• [Exercise instructions]:
[a] Name every chance that the self-sabotage text says we can ruin with our own behavior.
[b] Write a continuation of the piece on self-sabotage, starting right after its last sentence.

• [Excerpted text]:
The Mental Health Message | By: Dr. Porsha Dodson
You know that phenomenon where we find ourselves engulfed in a good thing and start to experience nervousness or fear about whether this “good thing” is too good to be true. What follows is usually some sort of experiment where we test out that “good thing” to see if it really is exactly what we hope it is. This my friends is called self-sabotage.
We never imagined that we could be so deserving and worthy of good things at times, so we challenge all notions of something new and sometimes we are exactly right.. the new thing is just that.. new but not better. Other times when we challenge that “good thing” we ruin the opportunity right in front of us with our own behavior only to feel terrible about losing that good new thing. Sometimes we don’t acknowledge that it was our own behavior that ruined our chances at love, a new job or a new life. So, we blame others. We buy stock in the belief that some things are just too good to be true or that we aren’t deserving of good things.

• [Data records]:
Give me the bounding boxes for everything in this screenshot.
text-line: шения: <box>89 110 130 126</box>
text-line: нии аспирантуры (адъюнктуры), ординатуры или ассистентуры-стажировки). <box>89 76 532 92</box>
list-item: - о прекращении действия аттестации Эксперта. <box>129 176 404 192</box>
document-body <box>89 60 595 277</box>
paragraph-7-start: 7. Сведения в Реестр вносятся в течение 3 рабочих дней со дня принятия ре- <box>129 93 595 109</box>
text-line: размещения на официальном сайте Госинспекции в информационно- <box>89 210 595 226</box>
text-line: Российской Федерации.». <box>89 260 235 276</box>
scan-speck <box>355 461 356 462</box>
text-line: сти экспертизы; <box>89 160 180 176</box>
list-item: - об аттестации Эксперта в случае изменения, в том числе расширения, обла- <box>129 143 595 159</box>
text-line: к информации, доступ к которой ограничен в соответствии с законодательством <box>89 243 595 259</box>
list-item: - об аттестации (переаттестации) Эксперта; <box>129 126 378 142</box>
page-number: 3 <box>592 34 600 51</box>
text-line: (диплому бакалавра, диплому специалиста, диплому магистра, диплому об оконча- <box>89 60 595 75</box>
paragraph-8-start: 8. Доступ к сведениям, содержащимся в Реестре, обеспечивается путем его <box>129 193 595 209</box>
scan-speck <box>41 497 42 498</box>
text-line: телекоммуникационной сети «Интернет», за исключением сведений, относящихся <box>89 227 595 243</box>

• [Answer section]:
[a] Love, a new job, a new life

[b]
As a clinician, I notice this exact thing happens in therapy! Therapy feels great at first. You find yourself sharing and connecting with another person and seeing life in a new way. Those feelings of trust and vulnerability can feel like too much of a good thing and we can find ourselves finding every excuse to avoid the path ahead. The healing path.
What first can feel great can be triggering and remind of relationships that haven’t planned or situations where we felt unseen and, in an effort to protect we may run. We will say to ourselves I’m better now, after 4 sessions, I don’t need therapy after all. This is also a form of self-sabotage. We need consistency in our lives and, in order to see it through we must push past the limits of our past and challenge ourselves. You do deserve all good things and in order to live in your fullness, you have to accept and stay present in the good times and in the more challenging times. The growth is hidden in between those spaces.